→ EXCERTO DO DOCUMENTO
◇ ◇ ◇ ◇ ◇ ◇ ◇
Spicy Noodles foi o nome escolhido para o projecto que nasceu no solarengo verão alentejano de 2016, numa residência artística. Érika Machado e Filipa Bastos partiram numa viagem de sons e imagens para escrever um diário a quatro mão, sendo as responsáveis por toda a parte criativa, das composições e execução das músicas, dos vídeos, às ilustrações, fotografias, e o que mais for preciso. Já circularam de norte a sul em Portugal, passando pela Casa da Música, Maus Hábitos, Festival Fnac Live, entre outros.
Depois de terem mostrado ao mundo em 2017 o seu primeiro single “Leve Leve” no álbum dos Novos Talentos Fnac 2017, as Spicy Noodles lançaram no final de janeiro o disco de estreia, Sensacional!, temperado com samplers, guitarras, teclados, brinquedos e bits eletrónicos que misturados dão uma explosão de barulhinhos em cada uma das canções.
Numa conversa de café no passado dia 14 de feveiro, falámos com o duo sobre as suas origens, o lançamento do disco de estreia, as suas motivações para criarem música alegre, entre muitas outras coisas. Fiquem com a entrevista completa em baixo.
Threshold Magazine – De onde surgiu o nome Spicy Noodles? Qual é a história por trás do projeto? Sei que começou no Alentejo.
◇ ◇ ◇ ◇ ◇ ◇ ◇
Registos de limites dos elementos
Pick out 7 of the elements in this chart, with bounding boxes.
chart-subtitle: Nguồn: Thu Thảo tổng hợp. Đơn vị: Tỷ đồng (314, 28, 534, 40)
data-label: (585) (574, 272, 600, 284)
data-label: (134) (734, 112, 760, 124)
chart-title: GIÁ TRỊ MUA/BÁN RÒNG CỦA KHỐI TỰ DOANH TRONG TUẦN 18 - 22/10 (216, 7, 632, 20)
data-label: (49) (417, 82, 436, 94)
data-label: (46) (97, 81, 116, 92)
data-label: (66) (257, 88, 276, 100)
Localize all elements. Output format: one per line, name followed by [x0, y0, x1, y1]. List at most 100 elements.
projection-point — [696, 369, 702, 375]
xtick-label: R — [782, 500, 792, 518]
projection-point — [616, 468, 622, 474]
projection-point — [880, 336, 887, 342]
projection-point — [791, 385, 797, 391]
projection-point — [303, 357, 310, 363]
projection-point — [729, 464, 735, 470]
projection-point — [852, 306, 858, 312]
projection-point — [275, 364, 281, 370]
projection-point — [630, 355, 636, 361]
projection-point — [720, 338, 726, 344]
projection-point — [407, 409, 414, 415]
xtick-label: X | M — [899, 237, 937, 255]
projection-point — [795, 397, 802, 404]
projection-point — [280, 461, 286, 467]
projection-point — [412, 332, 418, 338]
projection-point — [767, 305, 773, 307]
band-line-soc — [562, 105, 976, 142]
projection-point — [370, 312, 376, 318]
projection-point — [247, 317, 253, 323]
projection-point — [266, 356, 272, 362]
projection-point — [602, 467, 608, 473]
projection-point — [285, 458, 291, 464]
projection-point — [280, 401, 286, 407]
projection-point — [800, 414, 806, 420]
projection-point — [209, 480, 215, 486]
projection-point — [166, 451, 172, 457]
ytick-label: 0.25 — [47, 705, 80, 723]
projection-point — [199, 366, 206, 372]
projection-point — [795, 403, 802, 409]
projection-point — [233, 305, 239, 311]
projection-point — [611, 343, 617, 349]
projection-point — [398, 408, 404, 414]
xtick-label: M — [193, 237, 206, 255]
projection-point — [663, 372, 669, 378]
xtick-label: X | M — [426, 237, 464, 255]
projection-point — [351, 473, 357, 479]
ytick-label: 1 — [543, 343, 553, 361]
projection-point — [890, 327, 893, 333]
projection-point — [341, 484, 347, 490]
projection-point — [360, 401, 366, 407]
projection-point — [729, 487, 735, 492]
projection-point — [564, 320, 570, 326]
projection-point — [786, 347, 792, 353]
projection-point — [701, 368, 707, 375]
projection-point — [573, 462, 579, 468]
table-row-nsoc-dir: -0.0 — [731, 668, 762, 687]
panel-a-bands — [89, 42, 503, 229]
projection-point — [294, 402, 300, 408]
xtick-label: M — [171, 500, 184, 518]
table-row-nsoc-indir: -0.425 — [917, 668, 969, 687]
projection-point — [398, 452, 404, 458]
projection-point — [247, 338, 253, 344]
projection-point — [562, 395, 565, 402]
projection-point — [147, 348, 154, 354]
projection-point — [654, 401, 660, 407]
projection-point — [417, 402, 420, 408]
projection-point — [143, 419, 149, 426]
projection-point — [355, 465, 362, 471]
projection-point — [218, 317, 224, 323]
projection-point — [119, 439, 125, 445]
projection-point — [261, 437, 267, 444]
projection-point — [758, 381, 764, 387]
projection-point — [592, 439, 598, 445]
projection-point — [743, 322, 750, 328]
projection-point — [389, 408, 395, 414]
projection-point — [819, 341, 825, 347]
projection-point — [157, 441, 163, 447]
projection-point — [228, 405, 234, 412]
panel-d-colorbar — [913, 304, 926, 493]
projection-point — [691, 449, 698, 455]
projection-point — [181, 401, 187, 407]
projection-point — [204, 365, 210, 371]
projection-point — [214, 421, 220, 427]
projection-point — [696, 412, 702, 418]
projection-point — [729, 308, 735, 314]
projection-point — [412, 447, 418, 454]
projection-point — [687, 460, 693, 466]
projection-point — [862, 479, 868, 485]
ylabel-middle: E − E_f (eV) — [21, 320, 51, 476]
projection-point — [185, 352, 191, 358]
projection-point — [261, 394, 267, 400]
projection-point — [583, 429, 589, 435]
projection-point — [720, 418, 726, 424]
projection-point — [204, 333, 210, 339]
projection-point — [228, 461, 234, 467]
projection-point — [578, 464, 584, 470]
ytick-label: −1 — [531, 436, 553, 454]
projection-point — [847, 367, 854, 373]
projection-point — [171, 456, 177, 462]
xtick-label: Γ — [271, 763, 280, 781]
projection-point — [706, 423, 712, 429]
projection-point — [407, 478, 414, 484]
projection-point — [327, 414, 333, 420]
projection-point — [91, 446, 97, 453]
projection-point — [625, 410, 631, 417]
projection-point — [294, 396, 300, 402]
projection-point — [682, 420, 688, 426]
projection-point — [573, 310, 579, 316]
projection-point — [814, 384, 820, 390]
◇ ◇ ◇ ◇ ◇ ◇ ◇
→ TAREFA ESCRITA
Devolve sem alterações o trecho do texto sobre as Spicy Noodles que abre com as palavras que contêm "Numa conversa de" e fecha com "começou no Alentejo.".

→ RESPOSTA ABAIXO
Numa conversa de café no passado dia 14 de feveiro, falámos com o duo sobre as suas origens, o lançamento do disco de estreia, as suas motivações para criarem música alegre, entre muitas outras coisas. Fiquem com a entrevista completa em baixo.
Threshold Magazine – De onde surgiu o nome Spicy Noodles? Qual é a história por trás do projeto? Sei que começou no Alentejo.